## TASK PROMPT
All of the records below need to be copied exactly.

## PROVIDED INFORMATION
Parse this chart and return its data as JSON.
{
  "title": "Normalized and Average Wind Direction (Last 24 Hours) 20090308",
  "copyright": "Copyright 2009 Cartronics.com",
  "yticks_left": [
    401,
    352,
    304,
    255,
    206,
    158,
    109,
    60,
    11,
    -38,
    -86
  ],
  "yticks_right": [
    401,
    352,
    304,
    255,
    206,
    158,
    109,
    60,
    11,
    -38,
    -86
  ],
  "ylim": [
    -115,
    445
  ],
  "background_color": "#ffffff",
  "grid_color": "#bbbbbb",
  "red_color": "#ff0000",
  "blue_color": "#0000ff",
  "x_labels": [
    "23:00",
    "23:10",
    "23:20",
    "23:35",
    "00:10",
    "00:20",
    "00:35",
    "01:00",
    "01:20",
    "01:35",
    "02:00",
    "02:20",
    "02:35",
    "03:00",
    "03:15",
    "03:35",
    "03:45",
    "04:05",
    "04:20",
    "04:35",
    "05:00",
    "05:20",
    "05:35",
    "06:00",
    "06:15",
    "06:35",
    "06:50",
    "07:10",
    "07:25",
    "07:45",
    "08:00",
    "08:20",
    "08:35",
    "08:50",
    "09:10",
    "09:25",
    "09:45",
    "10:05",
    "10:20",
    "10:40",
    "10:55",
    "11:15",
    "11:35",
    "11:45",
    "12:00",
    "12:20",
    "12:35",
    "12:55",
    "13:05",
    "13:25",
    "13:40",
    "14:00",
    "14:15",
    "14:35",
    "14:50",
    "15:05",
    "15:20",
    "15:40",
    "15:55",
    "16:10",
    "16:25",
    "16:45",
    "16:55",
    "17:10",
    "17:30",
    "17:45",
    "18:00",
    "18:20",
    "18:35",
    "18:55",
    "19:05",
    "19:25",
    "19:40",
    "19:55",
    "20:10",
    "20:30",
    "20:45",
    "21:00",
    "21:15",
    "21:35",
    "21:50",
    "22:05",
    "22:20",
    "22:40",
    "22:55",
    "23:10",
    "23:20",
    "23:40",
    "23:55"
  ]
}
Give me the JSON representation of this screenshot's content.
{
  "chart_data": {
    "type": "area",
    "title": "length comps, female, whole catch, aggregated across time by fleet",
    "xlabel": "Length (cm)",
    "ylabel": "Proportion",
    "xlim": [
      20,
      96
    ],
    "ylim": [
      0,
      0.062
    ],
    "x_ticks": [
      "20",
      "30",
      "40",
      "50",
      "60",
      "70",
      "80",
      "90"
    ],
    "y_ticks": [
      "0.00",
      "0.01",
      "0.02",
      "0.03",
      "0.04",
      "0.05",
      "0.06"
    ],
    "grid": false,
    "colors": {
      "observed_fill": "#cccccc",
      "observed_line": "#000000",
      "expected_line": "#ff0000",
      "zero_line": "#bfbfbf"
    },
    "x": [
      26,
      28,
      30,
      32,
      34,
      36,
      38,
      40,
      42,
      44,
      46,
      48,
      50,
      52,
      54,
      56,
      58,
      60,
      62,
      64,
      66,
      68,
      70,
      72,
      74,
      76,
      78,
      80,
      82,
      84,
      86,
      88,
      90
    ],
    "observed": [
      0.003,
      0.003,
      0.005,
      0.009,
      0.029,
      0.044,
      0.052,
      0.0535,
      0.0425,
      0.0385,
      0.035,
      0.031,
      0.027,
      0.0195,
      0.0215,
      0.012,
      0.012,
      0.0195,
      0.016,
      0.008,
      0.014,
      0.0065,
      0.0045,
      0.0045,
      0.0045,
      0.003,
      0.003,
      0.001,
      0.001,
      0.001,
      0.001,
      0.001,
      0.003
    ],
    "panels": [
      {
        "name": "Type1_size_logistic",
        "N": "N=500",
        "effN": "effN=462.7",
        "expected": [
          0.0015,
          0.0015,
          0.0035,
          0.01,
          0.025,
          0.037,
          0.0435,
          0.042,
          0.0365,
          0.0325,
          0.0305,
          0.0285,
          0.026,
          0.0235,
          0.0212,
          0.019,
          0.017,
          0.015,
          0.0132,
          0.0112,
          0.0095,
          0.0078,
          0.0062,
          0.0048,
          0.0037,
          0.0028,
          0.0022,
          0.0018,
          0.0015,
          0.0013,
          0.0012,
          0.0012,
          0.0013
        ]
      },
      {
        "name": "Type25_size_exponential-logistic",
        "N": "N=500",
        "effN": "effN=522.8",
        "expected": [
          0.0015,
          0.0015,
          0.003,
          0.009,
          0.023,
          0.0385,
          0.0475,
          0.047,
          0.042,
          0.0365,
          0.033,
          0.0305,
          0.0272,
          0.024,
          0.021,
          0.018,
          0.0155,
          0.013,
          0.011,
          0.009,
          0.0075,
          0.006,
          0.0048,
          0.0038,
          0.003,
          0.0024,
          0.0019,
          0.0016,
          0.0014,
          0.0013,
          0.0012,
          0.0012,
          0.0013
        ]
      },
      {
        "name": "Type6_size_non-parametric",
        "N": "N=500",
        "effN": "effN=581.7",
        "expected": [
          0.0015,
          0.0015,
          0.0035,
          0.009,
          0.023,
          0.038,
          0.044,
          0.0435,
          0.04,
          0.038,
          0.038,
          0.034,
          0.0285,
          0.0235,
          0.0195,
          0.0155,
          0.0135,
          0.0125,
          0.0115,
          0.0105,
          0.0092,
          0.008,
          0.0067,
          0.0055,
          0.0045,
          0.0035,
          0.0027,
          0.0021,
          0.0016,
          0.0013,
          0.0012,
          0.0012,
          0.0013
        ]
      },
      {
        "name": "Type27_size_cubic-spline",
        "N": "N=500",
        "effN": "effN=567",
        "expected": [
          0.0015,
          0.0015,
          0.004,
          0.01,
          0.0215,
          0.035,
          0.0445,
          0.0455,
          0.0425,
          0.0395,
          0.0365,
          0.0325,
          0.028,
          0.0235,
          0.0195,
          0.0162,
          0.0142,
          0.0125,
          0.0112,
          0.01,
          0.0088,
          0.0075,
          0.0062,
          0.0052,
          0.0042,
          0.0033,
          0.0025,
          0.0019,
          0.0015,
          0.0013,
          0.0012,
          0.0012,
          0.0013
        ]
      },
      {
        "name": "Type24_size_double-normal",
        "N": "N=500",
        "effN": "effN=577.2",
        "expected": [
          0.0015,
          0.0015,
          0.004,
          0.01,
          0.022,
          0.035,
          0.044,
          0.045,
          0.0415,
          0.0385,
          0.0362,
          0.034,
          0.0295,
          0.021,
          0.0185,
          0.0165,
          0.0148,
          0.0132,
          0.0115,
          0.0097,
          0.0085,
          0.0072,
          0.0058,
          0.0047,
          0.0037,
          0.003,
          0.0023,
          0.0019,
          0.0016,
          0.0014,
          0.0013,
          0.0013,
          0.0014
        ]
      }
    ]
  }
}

## ANSWER BELOW
Parse this chart and return its data as JSON.
{
  "title": "Normalized and Average Wind Direction (Last 24 Hours) 20090308",
  "copyright": "Copyright 2009 Cartronics.com",
  "yticks_left": [
    401,
    352,
    304,
    255,
    206,
    158,
    109,
    60,
    11,
    -38,
    -86
  ],
  "yticks_right": [
    401,
    352,
    304,
    255,
    206,
    158,
    109,
    60,
    11,
    -38,
    -86
  ],
  "ylim": [
    -115,
    445
  ],
  "background_color": "#ffffff",
  "grid_color": "#bbbbbb",
  "red_color": "#ff0000",
  "blue_color": "#0000ff",
  "x_labels": [
    "23:00",
    "23:10",
    "23:20",
    "23:35",
    "00:10",
    "00:20",
    "00:35",
    "01:00",
    "01:20",
    "01:35",
    "02:00",
    "02:20",
    "02:35",
    "03:00",
    "03:15",
    "03:35",
    "03:45",
    "04:05",
    "04:20",
    "04:35",
    "05:00",
    "05:20",
    "05:35",
    "06:00",
    "06:15",
    "06:35",
    "06:50",
    "07:10",
    "07:25",
    "07:45",
    "08:00",
    "08:20",
    "08:35",
    "08:50",
    "09:10",
    "09:25",
    "09:45",
    "10:05",
    "10:20",
    "10:40",
    "10:55",
    "11:15",
    "11:35",
    "11:45",
    "12:00",
    "12:20",
    "12:35",
    "12:55",
    "13:05",
    "13:25",
    "13:40",
    "14:00",
    "14:15",
    "14:35",
    "14:50",
    "15:05",
    "15:20",
    "15:40",
    "15:55",
    "16:10",
    "16:25",
    "16:45",
    "16:55",
    "17:10",
    "17:30",
    "17:45",
    "18:00",
    "18:20",
    "18:35",
    "18:55",
    "19:05",
    "19:25",
    "19:40",
    "19:55",
    "20:10",
    "20:30",
    "20:45",
    "21:00",
    "21:15",
    "21:35",
    "21:50",
    "22:05",
    "22:20",
    "22:40",
    "22:55",
    "23:10",
    "23:20",
    "23:40",
    "23:55"
  ]
}
Give me the JSON representation of this screenshot's content.
{
  "chart_data": {
    "type": "area",
    "title": "length comps, female, whole catch, aggregated across time by fleet",
    "xlabel": "Length (cm)",
    "ylabel": "Proportion",
    "xlim": [
      20,
      96
    ],
    "ylim": [
      0,
      0.062
    ],
    "x_ticks": [
      "20",
      "30",
      "40",
      "50",
      "60",
      "70",
      "80",
      "90"
    ],
    "y_ticks": [
      "0.00",
      "0.01",
      "0.02",
      "0.03",
      "0.04",
      "0.05",
      "0.06"
    ],
    "grid": false,
    "colors": {
      "observed_fill": "#cccccc",
      "observed_line": "#000000",
      "expected_line": "#ff0000",
      "zero_line": "#bfbfbf"
    },
    "x": [
      26,
      28,
      30,
      32,
      34,
      36,
      38,
      40,
      42,
      44,
      46,
      48,
      50,
      52,
      54,
      56,
      58,
      60,
      62,
      64,
      66,
      68,
      70,
      72,
      74,
      76,
      78,
      80,
      82,
      84,
      86,
      88,
      90
    ],
    "observed": [
      0.003,
      0.003,
      0.005,
      0.009,
      0.029,
      0.044,
      0.052,
      0.0535,
      0.0425,
      0.0385,
      0.035,
      0.031,
      0.027,
      0.0195,
      0.0215,
      0.012,
      0.012,
      0.0195,
      0.016,
      0.008,
      0.014,
      0.0065,
      0.0045,
      0.0045,
      0.0045,
      0.003,
      0.003,
      0.001,
      0.001,
      0.001,
      0.001,
      0.001,
      0.003
    ],
    "panels": [
      {
        "name": "Type1_size_logistic",
        "N": "N=500",
        "effN": "effN=462.7",
        "expected": [
          0.0015,
          0.0015,
          0.0035,
          0.01,
          0.025,
          0.037,
          0.0435,
          0.042,
          0.0365,
          0.0325,
          0.0305,
          0.0285,
          0.026,
          0.0235,
          0.0212,
          0.019,
          0.017,
          0.015,
          0.0132,
          0.0112,
          0.0095,
          0.0078,
          0.0062,
          0.0048,
          0.0037,
          0.0028,
          0.0022,
          0.0018,
          0.0015,
          0.0013,
          0.0012,
          0.0012,
          0.0013
        ]
      },
      {
        "name": "Type25_size_exponential-logistic",
        "N": "N=500",
        "effN": "effN=522.8",
        "expected": [
          0.0015,
          0.0015,
          0.003,
          0.009,
          0.023,
          0.0385,
          0.0475,
          0.047,
          0.042,
          0.0365,
          0.033,
          0.0305,
          0.0272,
          0.024,
          0.021,
          0.018,
          0.0155,
          0.013,
          0.011,
          0.009,
          0.0075,
          0.006,
          0.0048,
          0.0038,
          0.003,
          0.0024,
          0.0019,
          0.0016,
          0.0014,
          0.0013,
          0.0012,
          0.0012,
          0.0013
        ]
      },
      {
        "name": "Type6_size_non-parametric",
        "N": "N=500",
        "effN": "effN=581.7",
        "expected": [
          0.0015,
          0.0015,
          0.0035,
          0.009,
          0.023,
          0.038,
          0.044,
          0.0435,
          0.04,
          0.038,
          0.038,
          0.034,
          0.0285,
          0.0235,
          0.0195,
          0.0155,
          0.0135,
          0.0125,
          0.0115,
          0.0105,
          0.0092,
          0.008,
          0.0067,
          0.0055,
          0.0045,
          0.0035,
          0.0027,
          0.0021,
          0.0016,
          0.0013,
          0.0012,
          0.0012,
          0.0013
        ]
      },
      {
        "name": "Type27_size_cubic-spline",
        "N": "N=500",
        "effN": "effN=567",
        "expected": [
          0.0015,
          0.0015,
          0.004,
          0.01,
          0.0215,
          0.035,
          0.0445,
          0.0455,
          0.0425,
          0.0395,
          0.0365,
          0.0325,
          0.028,
          0.0235,
          0.0195,
          0.0162,
          0.0142,
          0.0125,
          0.0112,
          0.01,
          0.0088,
          0.0075,
          0.0062,
          0.0052,
          0.0042,
          0.0033,
          0.0025,
          0.0019,
          0.0015,
          0.0013,
          0.0012,
          0.0012,
          0.0013
        ]
      },
      {
        "name": "Type24_size_double-normal",
        "N": "N=500",
        "effN": "effN=577.2",
        "expected": [
          0.0015,
          0.0015,
          0.004,
          0.01,
          0.022,
          0.035,
          0.044,
          0.045,
          0.0415,
          0.0385,
          0.0362,
          0.034,
          0.0295,
          0.021,
          0.0185,
          0.0165,
          0.0148,
          0.0132,
          0.0115,
          0.0097,
          0.0085,
          0.0072,
          0.0058,
          0.0047,
          0.0037,
          0.003,
          0.0023,
          0.0019,
          0.0016,
          0.0014,
          0.0013,
          0.0013,
          0.0014
        ]
      }
    ]
  }
}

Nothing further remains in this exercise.